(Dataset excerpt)

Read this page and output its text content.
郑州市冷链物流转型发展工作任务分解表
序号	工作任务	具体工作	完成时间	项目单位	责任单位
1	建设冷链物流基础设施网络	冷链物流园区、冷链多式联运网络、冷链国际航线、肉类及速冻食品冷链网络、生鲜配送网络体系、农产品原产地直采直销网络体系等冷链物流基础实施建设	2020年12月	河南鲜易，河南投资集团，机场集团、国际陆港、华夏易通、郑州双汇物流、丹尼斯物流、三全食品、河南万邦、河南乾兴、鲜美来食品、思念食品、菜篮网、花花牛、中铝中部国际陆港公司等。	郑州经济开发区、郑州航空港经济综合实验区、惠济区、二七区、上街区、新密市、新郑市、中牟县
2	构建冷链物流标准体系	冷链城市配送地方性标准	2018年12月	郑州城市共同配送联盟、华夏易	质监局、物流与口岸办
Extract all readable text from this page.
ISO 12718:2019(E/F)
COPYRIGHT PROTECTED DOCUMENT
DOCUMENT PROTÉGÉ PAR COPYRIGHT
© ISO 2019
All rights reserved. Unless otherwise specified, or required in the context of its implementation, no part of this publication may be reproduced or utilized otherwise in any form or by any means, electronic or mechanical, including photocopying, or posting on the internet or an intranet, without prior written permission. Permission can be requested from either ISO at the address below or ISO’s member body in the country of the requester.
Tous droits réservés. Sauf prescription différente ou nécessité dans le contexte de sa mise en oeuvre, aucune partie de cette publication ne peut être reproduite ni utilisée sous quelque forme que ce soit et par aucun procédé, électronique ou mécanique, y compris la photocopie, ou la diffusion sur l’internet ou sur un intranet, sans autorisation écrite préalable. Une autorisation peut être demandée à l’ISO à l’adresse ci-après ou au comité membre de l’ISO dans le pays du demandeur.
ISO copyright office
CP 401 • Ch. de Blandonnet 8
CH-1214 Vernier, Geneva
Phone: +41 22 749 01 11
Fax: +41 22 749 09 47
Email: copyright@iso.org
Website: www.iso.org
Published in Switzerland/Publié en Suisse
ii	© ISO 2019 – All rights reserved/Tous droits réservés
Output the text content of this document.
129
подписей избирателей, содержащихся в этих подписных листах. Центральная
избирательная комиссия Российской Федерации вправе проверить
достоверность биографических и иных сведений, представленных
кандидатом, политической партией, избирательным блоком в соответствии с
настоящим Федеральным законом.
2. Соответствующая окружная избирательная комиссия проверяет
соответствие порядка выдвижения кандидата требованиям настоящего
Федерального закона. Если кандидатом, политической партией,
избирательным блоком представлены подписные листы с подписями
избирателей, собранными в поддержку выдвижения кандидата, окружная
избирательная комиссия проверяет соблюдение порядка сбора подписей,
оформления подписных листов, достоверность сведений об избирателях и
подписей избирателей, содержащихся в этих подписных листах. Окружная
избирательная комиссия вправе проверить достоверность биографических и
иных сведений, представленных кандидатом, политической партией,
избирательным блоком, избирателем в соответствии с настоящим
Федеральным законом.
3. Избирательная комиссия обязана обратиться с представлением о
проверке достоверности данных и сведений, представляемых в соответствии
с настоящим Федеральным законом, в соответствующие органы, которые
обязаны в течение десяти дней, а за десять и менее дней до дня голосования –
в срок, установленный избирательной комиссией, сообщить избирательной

AIM OF THE EXERCISE: Spot every line that holds "биографических" and copy it.

FULL OUTPUT:
достоверность биографических и иных сведений, представленных
избирательная комиссия вправе проверить достоверность биографических и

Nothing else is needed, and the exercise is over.